→ Task prompt
Copy the lines below exactly, character for character, but leave out the pictures.

→ Data listing
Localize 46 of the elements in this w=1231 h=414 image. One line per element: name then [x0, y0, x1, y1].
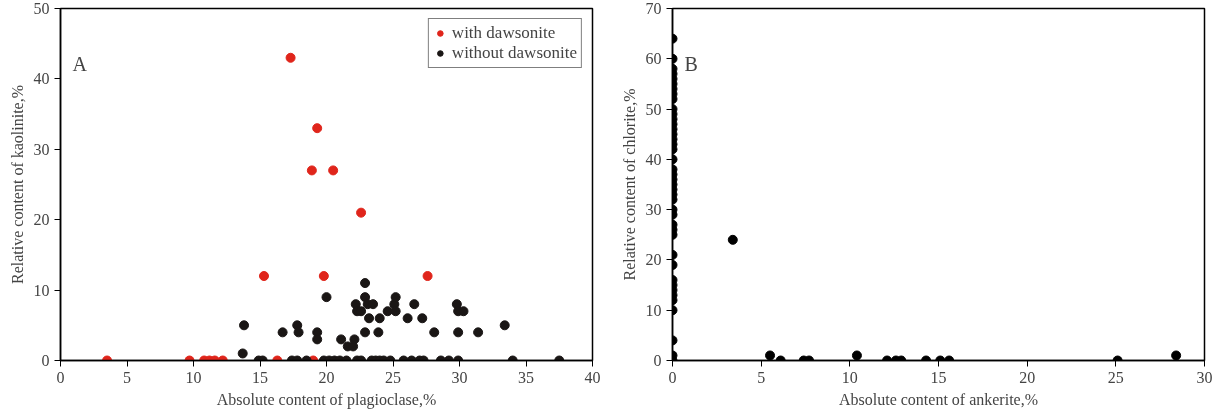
annotation: B [684, 52, 698, 75]
x-tick-label: 25 [1107, 368, 1124, 386]
y-tick-label: 50 [645, 100, 662, 118]
point [306, 165, 317, 176]
y-tick-label: 10 [33, 281, 50, 299]
y-tick-label: 30 [645, 201, 662, 219]
x-tick-label: 15 [930, 368, 947, 386]
x-tick-label: 0 [56, 368, 65, 386]
x-tick-label: 0 [668, 368, 677, 386]
point [318, 271, 329, 282]
point [328, 165, 339, 176]
legend-label: with dawsonite [451, 23, 556, 43]
point [285, 52, 296, 63]
y-tick-label: 40 [645, 150, 662, 168]
x-tick-label: 25 [385, 368, 401, 386]
y-tick-label: 60 [645, 50, 662, 68]
x-tick-label: 10 [185, 368, 202, 386]
y-tick-label: 20 [33, 211, 50, 229]
y-tick-label: 40 [33, 70, 50, 88]
point [258, 271, 269, 282]
x-tick-label: 35 [518, 368, 534, 386]
x-tick-label: 5 [123, 368, 131, 386]
x-axis-title: Absolute content of plagioclase,% [216, 390, 437, 409]
x-tick-label: 10 [841, 368, 858, 386]
x-tick-label: 5 [757, 368, 766, 386]
x-tick-label: 40 [584, 368, 601, 386]
point [312, 123, 323, 134]
x-tick-label: 15 [252, 368, 268, 386]
y-tick-label: 0 [653, 352, 662, 369]
annotation: A [72, 52, 88, 75]
x-tick-label: 20 [1019, 368, 1036, 386]
x-tick-label: 20 [318, 368, 335, 386]
y-tick-label: 20 [645, 251, 662, 269]
legend-label: without dawsonite [451, 43, 577, 63]
point [356, 207, 367, 218]
y-tick-label: 30 [33, 140, 50, 158]
y-tick-label: 10 [645, 301, 662, 319]
y-tick-label: 50 [33, 0, 50, 17]
y-tick-label: 70 [645, 0, 662, 17]
point [422, 271, 433, 282]
y-axis-title: Relative content of kaolinite,% [8, 84, 26, 285]
x-axis-title: Absolute content of ankerite,% [838, 390, 1039, 408]
x-tick-label: 30 [451, 368, 468, 386]
y-tick-label: 0 [41, 352, 50, 369]
x-tick-label: 30 [1196, 368, 1213, 386]
y-axis-title: Relative content of chlorite,% [620, 88, 638, 281]
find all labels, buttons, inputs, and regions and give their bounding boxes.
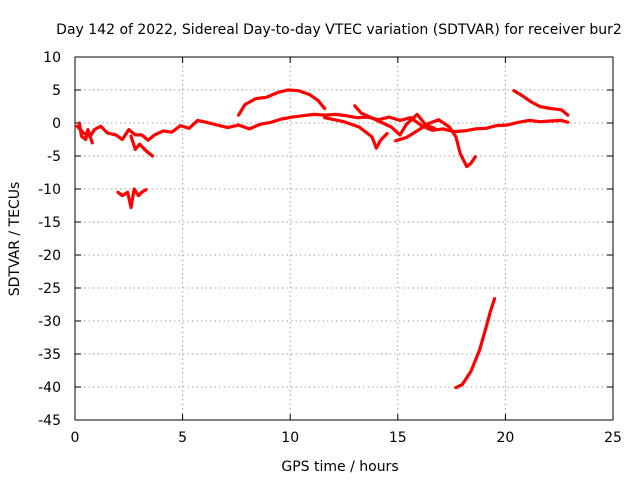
x-tick-label: 10 xyxy=(281,430,299,446)
y-tick-label: 10 xyxy=(43,50,61,66)
x-tick-label: 5 xyxy=(178,430,187,446)
y-tick-label: -45 xyxy=(38,413,61,429)
x-tick-label: 25 xyxy=(604,430,622,446)
x-axis-label: GPS time / hours xyxy=(281,459,398,475)
data-series xyxy=(75,88,570,390)
series-morning-arc xyxy=(237,88,327,117)
x-tick-label: 0 xyxy=(71,430,80,446)
series-dip-near-3h xyxy=(129,134,155,158)
y-tick-label: -30 xyxy=(38,314,61,330)
axis-ticks: 0 5 10 15 20 25 10 5 0 -5 -10 -15 -20 -25 -30 -35 -40 -45 xyxy=(38,50,622,446)
series-steep-line xyxy=(454,297,497,390)
y-tick-label: 5 xyxy=(52,83,61,99)
y-tick-label: -25 xyxy=(38,281,61,297)
y-tick-label: -5 xyxy=(47,149,61,165)
y-axis-label: SDTVAR / TECUs xyxy=(7,182,23,297)
plot-frame xyxy=(74,56,614,421)
y-tick-label: -10 xyxy=(38,182,61,198)
y-tick-label: -35 xyxy=(38,347,61,363)
y-tick-label: -15 xyxy=(38,215,61,231)
x-tick-label: 20 xyxy=(496,430,514,446)
y-tick-label: -20 xyxy=(38,248,61,264)
grid-lines xyxy=(75,57,613,420)
series-afternoon-branch-a xyxy=(323,116,389,150)
y-tick-label: -40 xyxy=(38,380,61,396)
chart-title: Day 142 of 2022, Sidereal Day-to-day VTE… xyxy=(56,22,622,38)
series-afternoon-branch-b xyxy=(353,104,436,137)
series-cluster-near-2-5h xyxy=(116,187,148,210)
x-tick-label: 15 xyxy=(389,430,407,446)
series-evening-arc xyxy=(512,89,570,117)
y-tick-label: 0 xyxy=(52,116,61,132)
series-afternoon-branch-c xyxy=(394,118,477,169)
series-main-band xyxy=(75,112,570,142)
series-initial-scatter xyxy=(77,121,94,145)
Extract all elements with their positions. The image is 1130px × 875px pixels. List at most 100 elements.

→ Final answer
Localize 46 of the elements in this w=1231 h=414 image. One line per element: name then [x0, y0, x1, y1].
annotation: B [684, 52, 698, 75]
x-tick-label: 25 [1107, 368, 1124, 386]
y-tick-label: 50 [645, 100, 662, 118]
point [306, 165, 317, 176]
y-tick-label: 10 [33, 281, 50, 299]
y-tick-label: 30 [645, 201, 662, 219]
x-tick-label: 15 [930, 368, 947, 386]
x-tick-label: 0 [56, 368, 65, 386]
x-tick-label: 0 [668, 368, 677, 386]
point [318, 271, 329, 282]
point [328, 165, 339, 176]
legend-label: with dawsonite [451, 23, 556, 43]
point [285, 52, 296, 63]
y-tick-label: 40 [645, 150, 662, 168]
x-tick-label: 25 [385, 368, 401, 386]
y-tick-label: 60 [645, 50, 662, 68]
x-tick-label: 10 [185, 368, 202, 386]
y-tick-label: 20 [33, 211, 50, 229]
y-tick-label: 40 [33, 70, 50, 88]
point [258, 271, 269, 282]
x-tick-label: 35 [518, 368, 534, 386]
x-tick-label: 5 [123, 368, 131, 386]
x-axis-title: Absolute content of plagioclase,% [216, 390, 437, 409]
x-tick-label: 10 [841, 368, 858, 386]
x-tick-label: 5 [757, 368, 766, 386]
x-tick-label: 40 [584, 368, 601, 386]
point [312, 123, 323, 134]
x-tick-label: 15 [252, 368, 268, 386]
y-tick-label: 0 [653, 352, 662, 369]
annotation: A [72, 52, 88, 75]
x-tick-label: 20 [1019, 368, 1036, 386]
x-tick-label: 20 [318, 368, 335, 386]
y-tick-label: 20 [645, 251, 662, 269]
legend-label: without dawsonite [451, 43, 577, 63]
point [356, 207, 367, 218]
y-tick-label: 30 [33, 140, 50, 158]
y-tick-label: 10 [645, 301, 662, 319]
y-tick-label: 50 [33, 0, 50, 17]
y-tick-label: 70 [645, 0, 662, 17]
point [422, 271, 433, 282]
y-axis-title: Relative content of kaolinite,% [8, 84, 26, 285]
x-axis-title: Absolute content of ankerite,% [838, 390, 1039, 408]
x-tick-label: 30 [451, 368, 468, 386]
y-tick-label: 0 [41, 352, 50, 369]
x-tick-label: 30 [1196, 368, 1213, 386]
y-axis-title: Relative content of chlorite,% [620, 88, 638, 281]
find all labels, buttons, inputs, and regions and give their bounding boxes.
x-tick-label: 10 xyxy=(281,430,299,446)
y-tick-label: 10 xyxy=(43,50,61,66)
x-tick-label: 5 xyxy=(178,430,187,446)
y-tick-label: -45 xyxy=(38,413,61,429)
x-tick-label: 25 xyxy=(604,430,622,446)
x-axis-label: GPS time / hours xyxy=(281,459,398,475)
data-series xyxy=(75,88,570,390)
series-morning-arc xyxy=(237,88,327,117)
x-tick-label: 0 xyxy=(71,430,80,446)
series-dip-near-3h xyxy=(129,134,155,158)
y-tick-label: -30 xyxy=(38,314,61,330)
axis-ticks: 0 5 10 15 20 25 10 5 0 -5 -10 -15 -20 -25 -30 -35 -40 -45 xyxy=(38,50,622,446)
series-steep-line xyxy=(454,297,497,390)
y-tick-label: 5 xyxy=(52,83,61,99)
y-tick-label: -25 xyxy=(38,281,61,297)
y-tick-label: -5 xyxy=(47,149,61,165)
y-axis-label: SDTVAR / TECUs xyxy=(7,182,23,297)
plot-frame xyxy=(74,56,614,421)
y-tick-label: -10 xyxy=(38,182,61,198)
y-tick-label: -35 xyxy=(38,347,61,363)
y-tick-label: -15 xyxy=(38,215,61,231)
x-tick-label: 20 xyxy=(496,430,514,446)
y-tick-label: -20 xyxy=(38,248,61,264)
grid-lines xyxy=(75,57,613,420)
series-afternoon-branch-a xyxy=(323,116,389,150)
y-tick-label: -40 xyxy=(38,380,61,396)
chart-title: Day 142 of 2022, Sidereal Day-to-day VTE… xyxy=(56,22,622,38)
series-afternoon-branch-b xyxy=(353,104,436,137)
series-cluster-near-2-5h xyxy=(116,187,148,210)
x-tick-label: 15 xyxy=(389,430,407,446)
series-evening-arc xyxy=(512,89,570,117)
y-tick-label: 0 xyxy=(52,116,61,132)
series-afternoon-branch-c xyxy=(394,118,477,169)
series-main-band xyxy=(75,112,570,142)
series-initial-scatter xyxy=(77,121,94,145)
Extract all elements with their positions. The image is 1130px × 875px pixels. List at most 100 elements.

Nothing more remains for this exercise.